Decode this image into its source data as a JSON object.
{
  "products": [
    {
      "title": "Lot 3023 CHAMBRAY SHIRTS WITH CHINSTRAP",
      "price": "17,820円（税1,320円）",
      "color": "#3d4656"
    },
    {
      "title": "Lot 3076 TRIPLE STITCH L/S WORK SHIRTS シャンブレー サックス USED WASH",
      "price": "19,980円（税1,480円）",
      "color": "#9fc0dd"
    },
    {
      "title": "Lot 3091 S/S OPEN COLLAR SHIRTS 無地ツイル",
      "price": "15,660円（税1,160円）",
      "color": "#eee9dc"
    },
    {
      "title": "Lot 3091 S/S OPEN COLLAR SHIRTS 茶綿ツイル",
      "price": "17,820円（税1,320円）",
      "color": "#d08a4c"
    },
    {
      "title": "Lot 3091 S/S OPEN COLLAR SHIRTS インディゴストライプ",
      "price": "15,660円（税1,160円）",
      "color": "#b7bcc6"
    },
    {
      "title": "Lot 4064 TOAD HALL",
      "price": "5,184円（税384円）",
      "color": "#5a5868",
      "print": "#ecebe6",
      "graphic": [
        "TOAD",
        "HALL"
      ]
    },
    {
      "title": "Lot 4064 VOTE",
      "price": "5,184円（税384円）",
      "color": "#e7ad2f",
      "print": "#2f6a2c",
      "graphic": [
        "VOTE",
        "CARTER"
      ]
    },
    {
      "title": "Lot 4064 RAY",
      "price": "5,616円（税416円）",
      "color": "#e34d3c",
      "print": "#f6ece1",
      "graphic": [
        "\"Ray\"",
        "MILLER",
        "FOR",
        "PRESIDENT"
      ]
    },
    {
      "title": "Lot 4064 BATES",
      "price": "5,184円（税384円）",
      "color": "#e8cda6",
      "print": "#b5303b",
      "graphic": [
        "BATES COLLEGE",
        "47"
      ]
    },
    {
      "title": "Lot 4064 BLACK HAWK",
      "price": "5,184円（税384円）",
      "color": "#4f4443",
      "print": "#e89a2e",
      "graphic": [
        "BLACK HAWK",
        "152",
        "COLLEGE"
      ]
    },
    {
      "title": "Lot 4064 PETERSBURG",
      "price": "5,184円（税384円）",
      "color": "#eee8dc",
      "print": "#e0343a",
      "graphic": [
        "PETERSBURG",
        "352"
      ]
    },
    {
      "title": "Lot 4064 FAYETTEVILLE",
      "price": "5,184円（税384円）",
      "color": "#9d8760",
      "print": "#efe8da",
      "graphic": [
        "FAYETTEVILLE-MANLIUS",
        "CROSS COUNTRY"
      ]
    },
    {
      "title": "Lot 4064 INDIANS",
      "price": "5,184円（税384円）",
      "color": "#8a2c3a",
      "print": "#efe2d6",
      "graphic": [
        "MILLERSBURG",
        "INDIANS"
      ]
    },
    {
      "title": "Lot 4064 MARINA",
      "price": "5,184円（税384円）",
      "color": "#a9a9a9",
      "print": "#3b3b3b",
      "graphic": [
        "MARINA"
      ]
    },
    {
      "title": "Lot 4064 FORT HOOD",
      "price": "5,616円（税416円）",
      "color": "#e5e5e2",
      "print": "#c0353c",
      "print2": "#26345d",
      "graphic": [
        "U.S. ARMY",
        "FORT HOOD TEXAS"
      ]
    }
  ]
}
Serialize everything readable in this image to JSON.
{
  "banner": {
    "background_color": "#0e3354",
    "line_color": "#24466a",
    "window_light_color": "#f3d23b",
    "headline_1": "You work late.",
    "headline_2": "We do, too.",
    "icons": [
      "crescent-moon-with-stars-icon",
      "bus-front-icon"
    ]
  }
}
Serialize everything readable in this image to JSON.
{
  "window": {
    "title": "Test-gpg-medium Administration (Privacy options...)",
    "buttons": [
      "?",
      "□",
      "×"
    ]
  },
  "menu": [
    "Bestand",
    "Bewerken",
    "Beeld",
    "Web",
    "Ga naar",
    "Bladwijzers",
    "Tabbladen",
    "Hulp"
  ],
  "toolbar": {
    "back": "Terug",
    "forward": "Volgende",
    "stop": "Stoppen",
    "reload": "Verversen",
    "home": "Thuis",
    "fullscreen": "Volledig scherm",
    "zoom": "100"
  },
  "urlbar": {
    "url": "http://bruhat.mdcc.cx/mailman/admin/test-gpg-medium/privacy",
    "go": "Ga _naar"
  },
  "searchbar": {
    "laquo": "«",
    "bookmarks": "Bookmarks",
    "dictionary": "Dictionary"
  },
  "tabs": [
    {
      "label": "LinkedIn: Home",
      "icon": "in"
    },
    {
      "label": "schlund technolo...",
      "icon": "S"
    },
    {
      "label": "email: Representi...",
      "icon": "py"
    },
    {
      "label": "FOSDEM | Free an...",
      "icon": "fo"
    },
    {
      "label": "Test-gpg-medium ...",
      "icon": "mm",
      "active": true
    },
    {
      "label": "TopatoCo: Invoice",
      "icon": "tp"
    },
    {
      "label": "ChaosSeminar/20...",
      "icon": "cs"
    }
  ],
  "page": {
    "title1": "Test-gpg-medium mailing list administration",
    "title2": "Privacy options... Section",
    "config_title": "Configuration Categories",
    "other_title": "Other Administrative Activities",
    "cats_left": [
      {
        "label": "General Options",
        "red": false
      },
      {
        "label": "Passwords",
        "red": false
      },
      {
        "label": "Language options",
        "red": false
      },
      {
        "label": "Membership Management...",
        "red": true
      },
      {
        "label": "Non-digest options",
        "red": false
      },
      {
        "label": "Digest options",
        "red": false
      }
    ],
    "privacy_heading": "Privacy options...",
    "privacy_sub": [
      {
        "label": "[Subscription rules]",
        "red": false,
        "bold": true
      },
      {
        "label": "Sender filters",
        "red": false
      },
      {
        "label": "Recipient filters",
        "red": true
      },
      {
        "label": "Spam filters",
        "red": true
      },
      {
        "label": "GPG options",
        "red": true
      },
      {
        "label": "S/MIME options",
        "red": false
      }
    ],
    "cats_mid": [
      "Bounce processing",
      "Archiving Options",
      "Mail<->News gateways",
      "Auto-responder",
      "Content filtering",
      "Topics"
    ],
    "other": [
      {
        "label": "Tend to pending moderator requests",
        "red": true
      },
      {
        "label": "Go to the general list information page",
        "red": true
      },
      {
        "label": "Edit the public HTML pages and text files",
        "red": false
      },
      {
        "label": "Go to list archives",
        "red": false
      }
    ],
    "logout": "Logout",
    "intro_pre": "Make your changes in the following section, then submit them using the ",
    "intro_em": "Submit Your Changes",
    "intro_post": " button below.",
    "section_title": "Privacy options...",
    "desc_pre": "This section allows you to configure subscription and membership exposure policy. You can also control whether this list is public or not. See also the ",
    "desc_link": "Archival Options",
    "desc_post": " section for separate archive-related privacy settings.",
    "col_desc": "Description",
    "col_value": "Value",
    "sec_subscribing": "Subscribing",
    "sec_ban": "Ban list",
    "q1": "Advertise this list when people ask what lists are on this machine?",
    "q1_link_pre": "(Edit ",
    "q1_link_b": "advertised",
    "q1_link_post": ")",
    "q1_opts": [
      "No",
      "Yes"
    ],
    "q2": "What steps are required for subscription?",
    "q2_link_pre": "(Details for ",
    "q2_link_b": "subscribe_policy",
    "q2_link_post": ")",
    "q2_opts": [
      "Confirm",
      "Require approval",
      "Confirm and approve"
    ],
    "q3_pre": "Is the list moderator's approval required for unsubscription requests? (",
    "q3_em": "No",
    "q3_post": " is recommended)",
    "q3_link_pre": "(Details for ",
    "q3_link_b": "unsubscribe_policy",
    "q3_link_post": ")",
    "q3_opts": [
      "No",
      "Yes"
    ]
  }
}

* **Work required**
Go through the material above line by line and copy it exactly.

* **Exercise result**
Decode this image into its source data as a JSON object.
{
  "products": [
    {
      "title": "Lot 3023 CHAMBRAY SHIRTS WITH CHINSTRAP",
      "price": "17,820円（税1,320円）",
      "color": "#3d4656"
    },
    {
      "title": "Lot 3076 TRIPLE STITCH L/S WORK SHIRTS シャンブレー サックス USED WASH",
      "price": "19,980円（税1,480円）",
      "color": "#9fc0dd"
    },
    {
      "title": "Lot 3091 S/S OPEN COLLAR SHIRTS 無地ツイル",
      "price": "15,660円（税1,160円）",
      "color": "#eee9dc"
    },
    {
      "title": "Lot 3091 S/S OPEN COLLAR SHIRTS 茶綿ツイル",
      "price": "17,820円（税1,320円）",
      "color": "#d08a4c"
    },
    {
      "title": "Lot 3091 S/S OPEN COLLAR SHIRTS インディゴストライプ",
      "price": "15,660円（税1,160円）",
      "color": "#b7bcc6"
    },
    {
      "title": "Lot 4064 TOAD HALL",
      "price": "5,184円（税384円）",
      "color": "#5a5868",
      "print": "#ecebe6",
      "graphic": [
        "TOAD",
        "HALL"
      ]
    },
    {
      "title": "Lot 4064 VOTE",
      "price": "5,184円（税384円）",
      "color": "#e7ad2f",
      "print": "#2f6a2c",
      "graphic": [
        "VOTE",
        "CARTER"
      ]
    },
    {
      "title": "Lot 4064 RAY",
      "price": "5,616円（税416円）",
      "color": "#e34d3c",
      "print": "#f6ece1",
      "graphic": [
        "\"Ray\"",
        "MILLER",
        "FOR",
        "PRESIDENT"
      ]
    },
    {
      "title": "Lot 4064 BATES",
      "price": "5,184円（税384円）",
      "color": "#e8cda6",
      "print": "#b5303b",
      "graphic": [
        "BATES COLLEGE",
        "47"
      ]
    },
    {
      "title": "Lot 4064 BLACK HAWK",
      "price": "5,184円（税384円）",
      "color": "#4f4443",
      "print": "#e89a2e",
      "graphic": [
        "BLACK HAWK",
        "152",
        "COLLEGE"
      ]
    },
    {
      "title": "Lot 4064 PETERSBURG",
      "price": "5,184円（税384円）",
      "color": "#eee8dc",
      "print": "#e0343a",
      "graphic": [
        "PETERSBURG",
        "352"
      ]
    },
    {
      "title": "Lot 4064 FAYETTEVILLE",
      "price": "5,184円（税384円）",
      "color": "#9d8760",
      "print": "#efe8da",
      "graphic": [
        "FAYETTEVILLE-MANLIUS",
        "CROSS COUNTRY"
      ]
    },
    {
      "title": "Lot 4064 INDIANS",
      "price": "5,184円（税384円）",
      "color": "#8a2c3a",
      "print": "#efe2d6",
      "graphic": [
        "MILLERSBURG",
        "INDIANS"
      ]
    },
    {
      "title": "Lot 4064 MARINA",
      "price": "5,184円（税384円）",
      "color": "#a9a9a9",
      "print": "#3b3b3b",
      "graphic": [
        "MARINA"
      ]
    },
    {
      "title": "Lot 4064 FORT HOOD",
      "price": "5,616円（税416円）",
      "color": "#e5e5e2",
      "print": "#c0353c",
      "print2": "#26345d",
      "graphic": [
        "U.S. ARMY",
        "FORT HOOD TEXAS"
      ]
    }
  ]
}
Serialize everything readable in this image to JSON.
{
  "banner": {
    "background_color": "#0e3354",
    "line_color": "#24466a",
    "window_light_color": "#f3d23b",
    "headline_1": "You work late.",
    "headline_2": "We do, too.",
    "icons": [
      "crescent-moon-with-stars-icon",
      "bus-front-icon"
    ]
  }
}
Serialize everything readable in this image to JSON.
{
  "window": {
    "title": "Test-gpg-medium Administration (Privacy options...)",
    "buttons": [
      "?",
      "□",
      "×"
    ]
  },
  "menu": [
    "Bestand",
    "Bewerken",
    "Beeld",
    "Web",
    "Ga naar",
    "Bladwijzers",
    "Tabbladen",
    "Hulp"
  ],
  "toolbar": {
    "back": "Terug",
    "forward": "Volgende",
    "stop": "Stoppen",
    "reload": "Verversen",
    "home": "Thuis",
    "fullscreen": "Volledig scherm",
    "zoom": "100"
  },
  "urlbar": {
    "url": "http://bruhat.mdcc.cx/mailman/admin/test-gpg-medium/privacy",
    "go": "Ga _naar"
  },
  "searchbar": {
    "laquo": "«",
    "bookmarks": "Bookmarks",
    "dictionary": "Dictionary"
  },
  "tabs": [
    {
      "label": "LinkedIn: Home",
      "icon": "in"
    },
    {
      "label": "schlund technolo...",
      "icon": "S"
    },
    {
      "label": "email: Representi...",
      "icon": "py"
    },
    {
      "label": "FOSDEM | Free an...",
      "icon": "fo"
    },
    {
      "label": "Test-gpg-medium ...",
      "icon": "mm",
      "active": true
    },
    {
      "label": "TopatoCo: Invoice",
      "icon": "tp"
    },
    {
      "label": "ChaosSeminar/20...",
      "icon": "cs"
    }
  ],
  "page": {
    "title1": "Test-gpg-medium mailing list administration",
    "title2": "Privacy options... Section",
    "config_title": "Configuration Categories",
    "other_title": "Other Administrative Activities",
    "cats_left": [
      {
        "label": "General Options",
        "red": false
      },
      {
        "label": "Passwords",
        "red": false
      },
      {
        "label": "Language options",
        "red": false
      },
      {
        "label": "Membership Management...",
        "red": true
      },
      {
        "label": "Non-digest options",
        "red": false
      },
      {
        "label": "Digest options",
        "red": false
      }
    ],
    "privacy_heading": "Privacy options...",
    "privacy_sub": [
      {
        "label": "[Subscription rules]",
        "red": false,
        "bold": true
      },
      {
        "label": "Sender filters",
        "red": false
      },
      {
        "label": "Recipient filters",
        "red": true
      },
      {
        "label": "Spam filters",
        "red": true
      },
      {
        "label": "GPG options",
        "red": true
      },
      {
        "label": "S/MIME options",
        "red": false
      }
    ],
    "cats_mid": [
      "Bounce processing",
      "Archiving Options",
      "Mail<->News gateways",
      "Auto-responder",
      "Content filtering",
      "Topics"
    ],
    "other": [
      {
        "label": "Tend to pending moderator requests",
        "red": true
      },
      {
        "label": "Go to the general list information page",
        "red": true
      },
      {
        "label": "Edit the public HTML pages and text files",
        "red": false
      },
      {
        "label": "Go to list archives",
        "red": false
      }
    ],
    "logout": "Logout",
    "intro_pre": "Make your changes in the following section, then submit them using the ",
    "intro_em": "Submit Your Changes",
    "intro_post": " button below.",
    "section_title": "Privacy options...",
    "desc_pre": "This section allows you to configure subscription and membership exposure policy. You can also control whether this list is public or not. See also the ",
    "desc_link": "Archival Options",
    "desc_post": " section for separate archive-related privacy settings.",
    "col_desc": "Description",
    "col_value": "Value",
    "sec_subscribing": "Subscribing",
    "sec_ban": "Ban list",
    "q1": "Advertise this list when people ask what lists are on this machine?",
    "q1_link_pre": "(Edit ",
    "q1_link_b": "advertised",
    "q1_link_post": ")",
    "q1_opts": [
      "No",
      "Yes"
    ],
    "q2": "What steps are required for subscription?",
    "q2_link_pre": "(Details for ",
    "q2_link_b": "subscribe_policy",
    "q2_link_post": ")",
    "q2_opts": [
      "Confirm",
      "Require approval",
      "Confirm and approve"
    ],
    "q3_pre": "Is the list moderator's approval required for unsubscription requests? (",
    "q3_em": "No",
    "q3_post": " is recommended)",
    "q3_link_pre": "(Details for ",
    "q3_link_b": "unsubscribe_policy",
    "q3_link_post": ")",
    "q3_opts": [
      "No",
      "Yes"
    ]
  }
}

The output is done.